Exercise details
Would you write out the listing verbatim and skip every picture in it?

Data lines
★ ★ ★ ★

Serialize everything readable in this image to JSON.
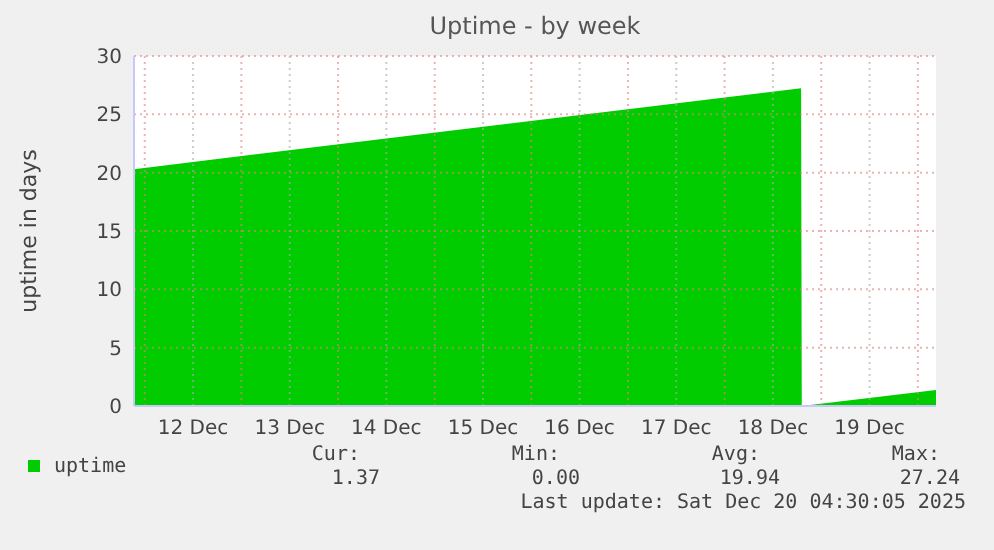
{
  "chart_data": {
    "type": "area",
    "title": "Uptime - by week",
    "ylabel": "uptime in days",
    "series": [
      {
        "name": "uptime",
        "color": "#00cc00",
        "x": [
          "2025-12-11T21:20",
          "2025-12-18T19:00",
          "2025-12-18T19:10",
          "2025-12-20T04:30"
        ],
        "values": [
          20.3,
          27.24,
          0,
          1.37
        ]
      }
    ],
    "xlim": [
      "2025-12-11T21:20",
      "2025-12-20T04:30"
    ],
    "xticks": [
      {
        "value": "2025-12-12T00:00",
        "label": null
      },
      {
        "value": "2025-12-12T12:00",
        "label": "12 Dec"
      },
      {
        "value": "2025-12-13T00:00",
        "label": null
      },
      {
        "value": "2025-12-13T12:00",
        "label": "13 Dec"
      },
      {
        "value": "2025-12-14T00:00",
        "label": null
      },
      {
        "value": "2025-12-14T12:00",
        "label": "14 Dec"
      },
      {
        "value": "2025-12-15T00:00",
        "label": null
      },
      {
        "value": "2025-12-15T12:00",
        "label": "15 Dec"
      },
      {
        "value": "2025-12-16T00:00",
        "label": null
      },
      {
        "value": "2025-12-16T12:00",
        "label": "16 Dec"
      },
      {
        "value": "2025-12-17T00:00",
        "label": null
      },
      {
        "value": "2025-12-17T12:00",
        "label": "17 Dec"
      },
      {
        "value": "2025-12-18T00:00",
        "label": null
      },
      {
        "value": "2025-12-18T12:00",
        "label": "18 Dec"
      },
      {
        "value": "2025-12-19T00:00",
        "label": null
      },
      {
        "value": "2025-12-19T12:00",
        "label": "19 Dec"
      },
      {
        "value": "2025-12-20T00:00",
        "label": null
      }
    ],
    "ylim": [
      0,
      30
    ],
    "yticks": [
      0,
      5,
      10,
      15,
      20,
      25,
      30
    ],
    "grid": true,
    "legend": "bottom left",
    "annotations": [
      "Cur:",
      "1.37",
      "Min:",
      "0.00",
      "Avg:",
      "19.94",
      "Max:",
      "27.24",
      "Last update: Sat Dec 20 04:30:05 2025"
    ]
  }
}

★ ★ ★ ★

Response
Serialize everything readable in this image to JSON.
{
  "chart_data": {
    "type": "area",
    "title": "Uptime - by week",
    "ylabel": "uptime in days",
    "series": [
      {
        "name": "uptime",
        "color": "#00cc00",
        "x": [
          "2025-12-11T21:20",
          "2025-12-18T19:00",
          "2025-12-18T19:10",
          "2025-12-20T04:30"
        ],
        "values": [
          20.3,
          27.24,
          0,
          1.37
        ]
      }
    ],
    "xlim": [
      "2025-12-11T21:20",
      "2025-12-20T04:30"
    ],
    "xticks": [
      {
        "value": "2025-12-12T00:00",
        "label": null
      },
      {
        "value": "2025-12-12T12:00",
        "label": "12 Dec"
      },
      {
        "value": "2025-12-13T00:00",
        "label": null
      },
      {
        "value": "2025-12-13T12:00",
        "label": "13 Dec"
      },
      {
        "value": "2025-12-14T00:00",
        "label": null
      },
      {
        "value": "2025-12-14T12:00",
        "label": "14 Dec"
      },
      {
        "value": "2025-12-15T00:00",
        "label": null
      },
      {
        "value": "2025-12-15T12:00",
        "label": "15 Dec"
      },
      {
        "value": "2025-12-16T00:00",
        "label": null
      },
      {
        "value": "2025-12-16T12:00",
        "label": "16 Dec"
      },
      {
        "value": "2025-12-17T00:00",
        "label": null
      },
      {
        "value": "2025-12-17T12:00",
        "label": "17 Dec"
      },
      {
        "value": "2025-12-18T00:00",
        "label": null
      },
      {
        "value": "2025-12-18T12:00",
        "label": "18 Dec"
      },
      {
        "value": "2025-12-19T00:00",
        "label": null
      },
      {
        "value": "2025-12-19T12:00",
        "label": "19 Dec"
      },
      {
        "value": "2025-12-20T00:00",
        "label": null
      }
    ],
    "ylim": [
      0,
      30
    ],
    "yticks": [
      0,
      5,
      10,
      15,
      20,
      25,
      30
    ],
    "grid": true,
    "legend": "bottom left",
    "annotations": [
      "Cur:",
      "1.37",
      "Min:",
      "0.00",
      "Avg:",
      "19.94",
      "Max:",
      "27.24",
      "Last update: Sat Dec 20 04:30:05 2025"
    ]
  }
}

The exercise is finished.